▶ **WORK INSTRUCTION**:
Work through the data below and give the number of lines holding "photobiomodulation", nothing more.

Items from a data source
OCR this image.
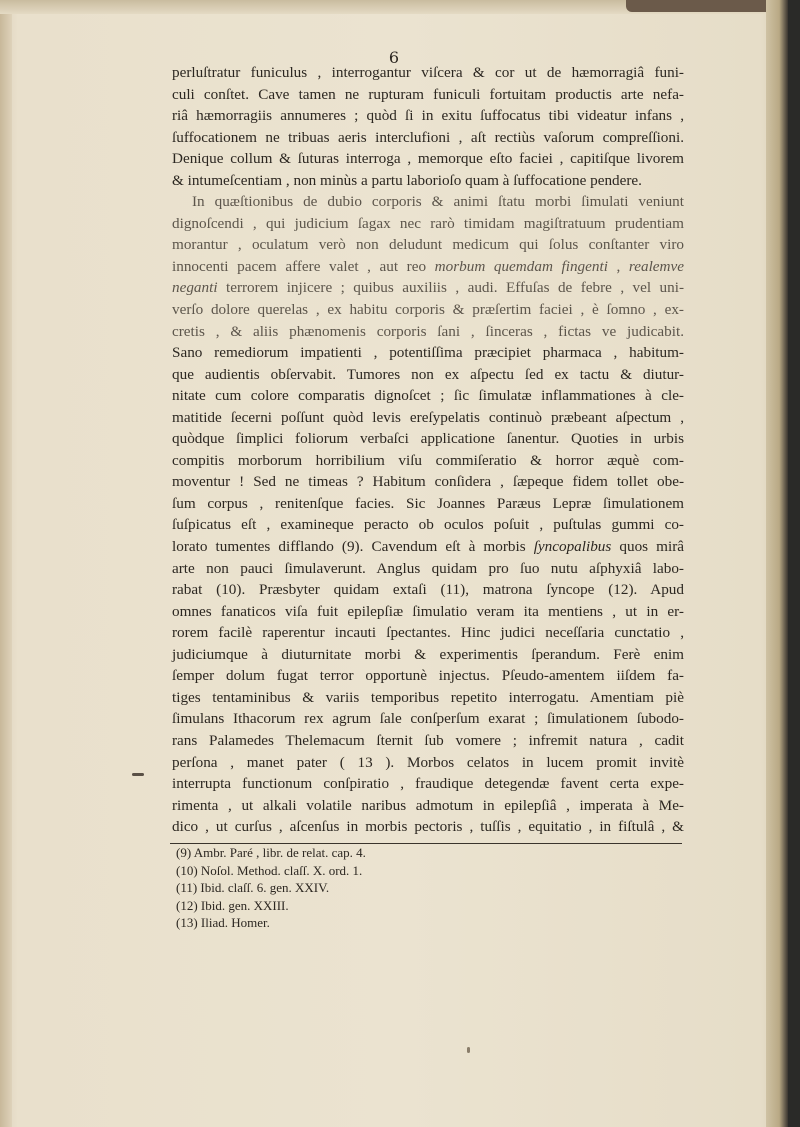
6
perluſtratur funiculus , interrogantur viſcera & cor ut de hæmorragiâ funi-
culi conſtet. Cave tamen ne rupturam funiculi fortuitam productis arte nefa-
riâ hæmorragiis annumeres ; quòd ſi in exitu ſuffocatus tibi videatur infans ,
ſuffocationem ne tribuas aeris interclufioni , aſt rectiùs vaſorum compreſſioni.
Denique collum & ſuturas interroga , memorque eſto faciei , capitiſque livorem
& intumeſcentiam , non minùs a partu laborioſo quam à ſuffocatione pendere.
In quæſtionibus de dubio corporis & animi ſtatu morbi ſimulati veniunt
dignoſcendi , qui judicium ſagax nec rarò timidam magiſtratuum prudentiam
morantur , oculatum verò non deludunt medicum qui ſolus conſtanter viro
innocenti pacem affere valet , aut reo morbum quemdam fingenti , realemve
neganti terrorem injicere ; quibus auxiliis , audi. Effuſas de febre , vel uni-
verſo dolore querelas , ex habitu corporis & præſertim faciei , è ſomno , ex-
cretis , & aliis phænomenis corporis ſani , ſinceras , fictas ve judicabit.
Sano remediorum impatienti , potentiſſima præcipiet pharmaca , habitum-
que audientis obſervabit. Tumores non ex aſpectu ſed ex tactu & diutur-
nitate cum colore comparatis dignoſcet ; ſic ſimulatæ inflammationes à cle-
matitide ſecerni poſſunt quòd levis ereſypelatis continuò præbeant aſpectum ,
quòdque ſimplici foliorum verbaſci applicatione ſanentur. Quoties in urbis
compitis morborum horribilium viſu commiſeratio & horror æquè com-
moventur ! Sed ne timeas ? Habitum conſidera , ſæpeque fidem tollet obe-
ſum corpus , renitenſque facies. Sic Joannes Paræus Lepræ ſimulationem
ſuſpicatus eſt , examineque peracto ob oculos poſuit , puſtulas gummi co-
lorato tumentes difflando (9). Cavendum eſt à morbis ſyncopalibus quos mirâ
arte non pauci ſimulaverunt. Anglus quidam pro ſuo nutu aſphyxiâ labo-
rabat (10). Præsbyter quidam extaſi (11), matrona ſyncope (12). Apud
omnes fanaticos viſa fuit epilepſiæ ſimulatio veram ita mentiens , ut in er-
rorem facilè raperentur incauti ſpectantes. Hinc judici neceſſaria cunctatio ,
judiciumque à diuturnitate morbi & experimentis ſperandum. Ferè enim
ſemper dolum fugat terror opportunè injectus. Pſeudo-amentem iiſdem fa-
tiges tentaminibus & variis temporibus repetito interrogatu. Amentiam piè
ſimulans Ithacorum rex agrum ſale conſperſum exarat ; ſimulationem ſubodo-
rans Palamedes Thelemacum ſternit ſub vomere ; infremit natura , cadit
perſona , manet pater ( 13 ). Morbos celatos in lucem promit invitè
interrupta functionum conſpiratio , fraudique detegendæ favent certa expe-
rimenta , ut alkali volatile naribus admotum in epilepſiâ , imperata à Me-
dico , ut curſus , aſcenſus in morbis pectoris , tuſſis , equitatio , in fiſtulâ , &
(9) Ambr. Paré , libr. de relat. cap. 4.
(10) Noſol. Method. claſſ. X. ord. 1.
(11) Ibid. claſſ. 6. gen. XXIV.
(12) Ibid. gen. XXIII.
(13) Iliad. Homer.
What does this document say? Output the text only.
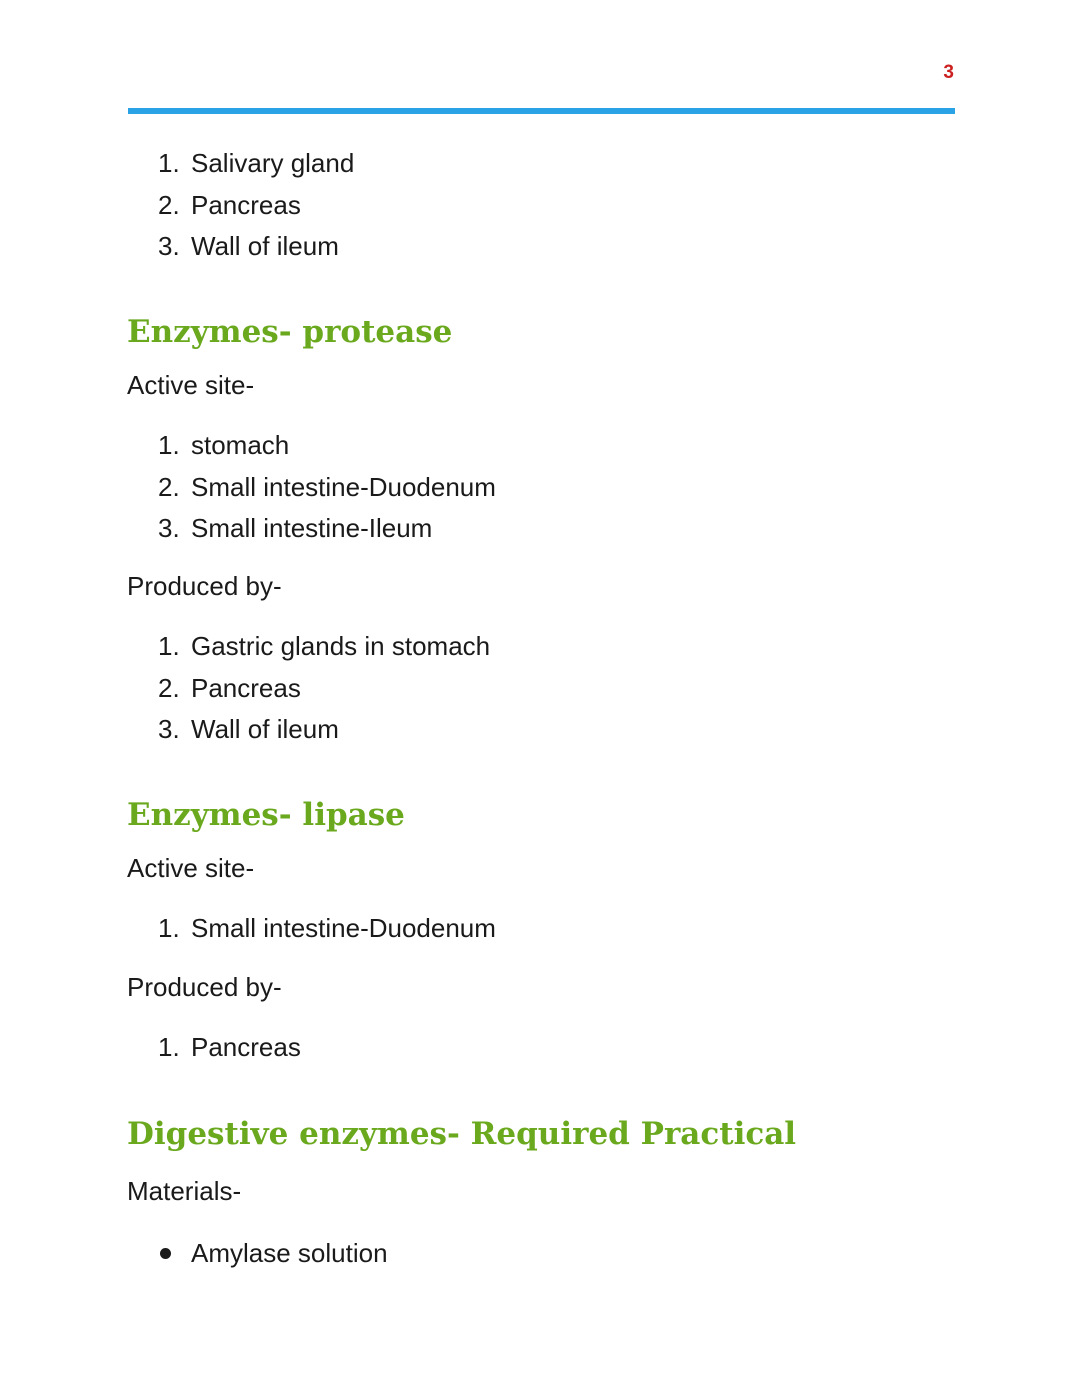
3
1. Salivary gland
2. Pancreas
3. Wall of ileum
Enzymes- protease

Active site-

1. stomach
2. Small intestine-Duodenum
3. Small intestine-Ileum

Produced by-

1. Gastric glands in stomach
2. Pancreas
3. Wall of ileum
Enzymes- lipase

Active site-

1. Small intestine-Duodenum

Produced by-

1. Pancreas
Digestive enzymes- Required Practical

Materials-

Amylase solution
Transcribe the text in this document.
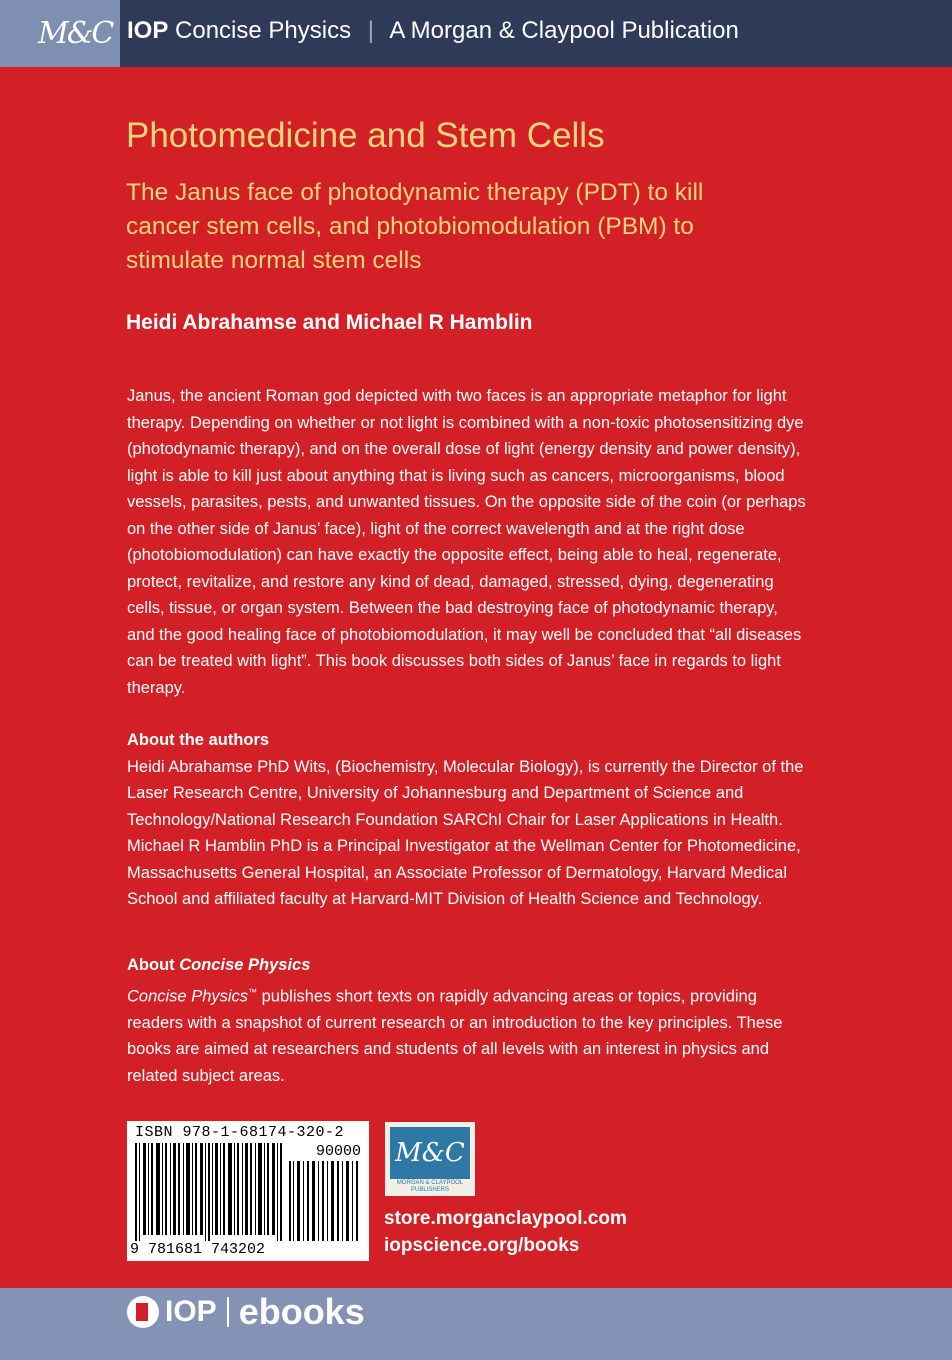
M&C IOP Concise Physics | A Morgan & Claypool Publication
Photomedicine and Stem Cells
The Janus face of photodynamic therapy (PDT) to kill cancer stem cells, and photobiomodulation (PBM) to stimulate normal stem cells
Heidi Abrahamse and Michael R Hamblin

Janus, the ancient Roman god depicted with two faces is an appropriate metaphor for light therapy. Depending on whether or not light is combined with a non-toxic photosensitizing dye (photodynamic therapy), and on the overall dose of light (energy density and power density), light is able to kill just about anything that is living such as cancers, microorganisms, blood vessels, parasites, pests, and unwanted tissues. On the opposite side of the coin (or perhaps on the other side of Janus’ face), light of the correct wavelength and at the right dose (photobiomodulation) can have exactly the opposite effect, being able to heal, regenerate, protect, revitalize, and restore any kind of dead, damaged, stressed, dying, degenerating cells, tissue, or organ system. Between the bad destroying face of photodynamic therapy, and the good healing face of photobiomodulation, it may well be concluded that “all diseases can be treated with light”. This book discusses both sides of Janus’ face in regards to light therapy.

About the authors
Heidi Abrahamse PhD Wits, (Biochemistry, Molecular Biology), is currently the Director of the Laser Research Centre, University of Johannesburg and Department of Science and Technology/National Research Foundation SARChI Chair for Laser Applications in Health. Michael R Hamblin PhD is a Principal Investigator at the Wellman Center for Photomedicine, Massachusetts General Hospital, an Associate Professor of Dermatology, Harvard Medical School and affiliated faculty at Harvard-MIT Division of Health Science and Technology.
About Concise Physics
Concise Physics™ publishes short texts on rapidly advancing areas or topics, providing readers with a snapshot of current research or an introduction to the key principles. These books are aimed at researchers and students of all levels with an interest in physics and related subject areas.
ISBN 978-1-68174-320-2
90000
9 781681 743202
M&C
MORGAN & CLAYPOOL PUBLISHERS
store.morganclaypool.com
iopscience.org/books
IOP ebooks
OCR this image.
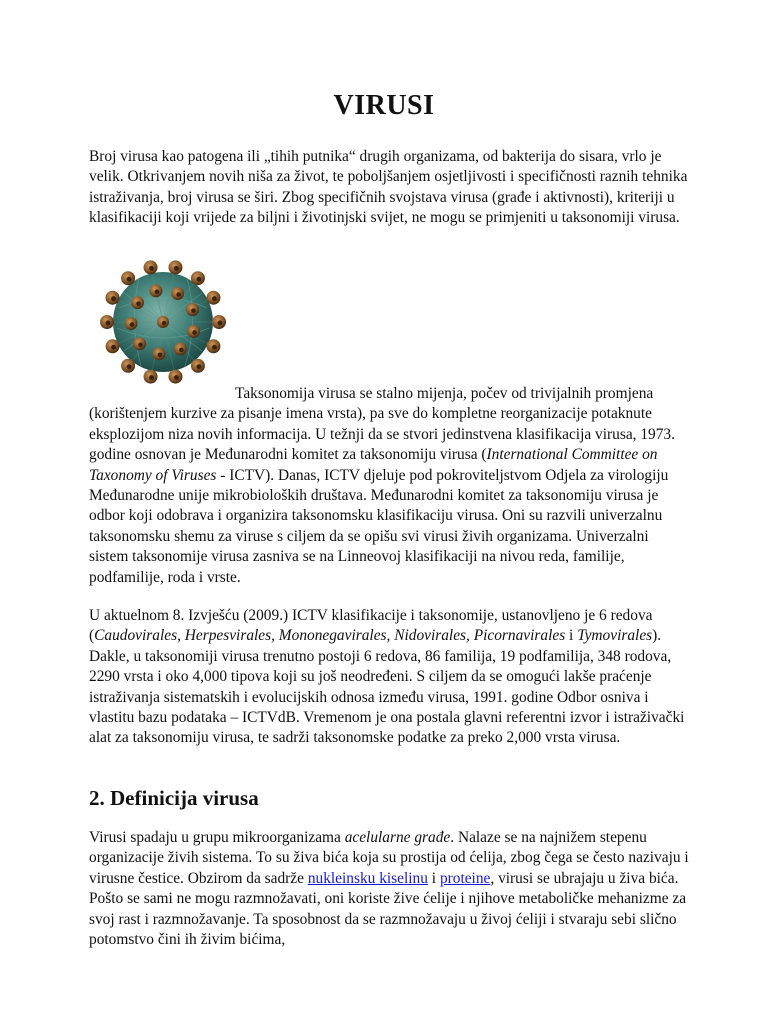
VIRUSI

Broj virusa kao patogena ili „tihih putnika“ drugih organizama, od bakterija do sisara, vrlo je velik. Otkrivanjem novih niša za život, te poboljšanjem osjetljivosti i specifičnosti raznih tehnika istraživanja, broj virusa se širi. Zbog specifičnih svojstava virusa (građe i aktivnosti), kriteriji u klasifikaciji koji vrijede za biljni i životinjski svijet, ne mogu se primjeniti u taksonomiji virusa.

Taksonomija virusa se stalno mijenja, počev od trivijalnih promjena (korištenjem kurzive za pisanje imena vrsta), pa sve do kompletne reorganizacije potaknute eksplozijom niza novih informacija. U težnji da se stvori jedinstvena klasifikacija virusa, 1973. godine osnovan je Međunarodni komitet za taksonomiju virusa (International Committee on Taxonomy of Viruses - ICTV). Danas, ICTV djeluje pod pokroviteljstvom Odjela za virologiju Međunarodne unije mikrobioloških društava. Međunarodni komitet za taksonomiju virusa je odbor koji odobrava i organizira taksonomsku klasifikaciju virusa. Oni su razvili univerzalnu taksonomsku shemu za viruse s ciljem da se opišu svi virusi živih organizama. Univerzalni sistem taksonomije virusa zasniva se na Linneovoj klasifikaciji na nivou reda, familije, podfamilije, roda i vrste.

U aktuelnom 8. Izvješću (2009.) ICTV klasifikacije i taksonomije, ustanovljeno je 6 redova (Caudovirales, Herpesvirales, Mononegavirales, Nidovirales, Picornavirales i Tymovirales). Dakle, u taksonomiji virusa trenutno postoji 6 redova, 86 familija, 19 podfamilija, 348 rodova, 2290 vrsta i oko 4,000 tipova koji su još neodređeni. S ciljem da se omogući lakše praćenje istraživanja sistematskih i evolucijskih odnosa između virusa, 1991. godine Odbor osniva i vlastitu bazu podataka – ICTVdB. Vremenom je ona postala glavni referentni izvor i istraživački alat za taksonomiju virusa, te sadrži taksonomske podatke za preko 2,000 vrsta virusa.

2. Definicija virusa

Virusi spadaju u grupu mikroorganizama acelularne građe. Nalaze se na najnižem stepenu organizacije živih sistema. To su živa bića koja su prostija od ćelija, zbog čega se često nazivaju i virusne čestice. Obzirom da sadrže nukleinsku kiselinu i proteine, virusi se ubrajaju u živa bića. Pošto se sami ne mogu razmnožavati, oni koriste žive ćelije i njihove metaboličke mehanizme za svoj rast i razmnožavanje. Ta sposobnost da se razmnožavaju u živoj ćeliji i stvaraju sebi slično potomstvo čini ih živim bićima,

▶ **ANSWER TO THE EXERCISE**:
2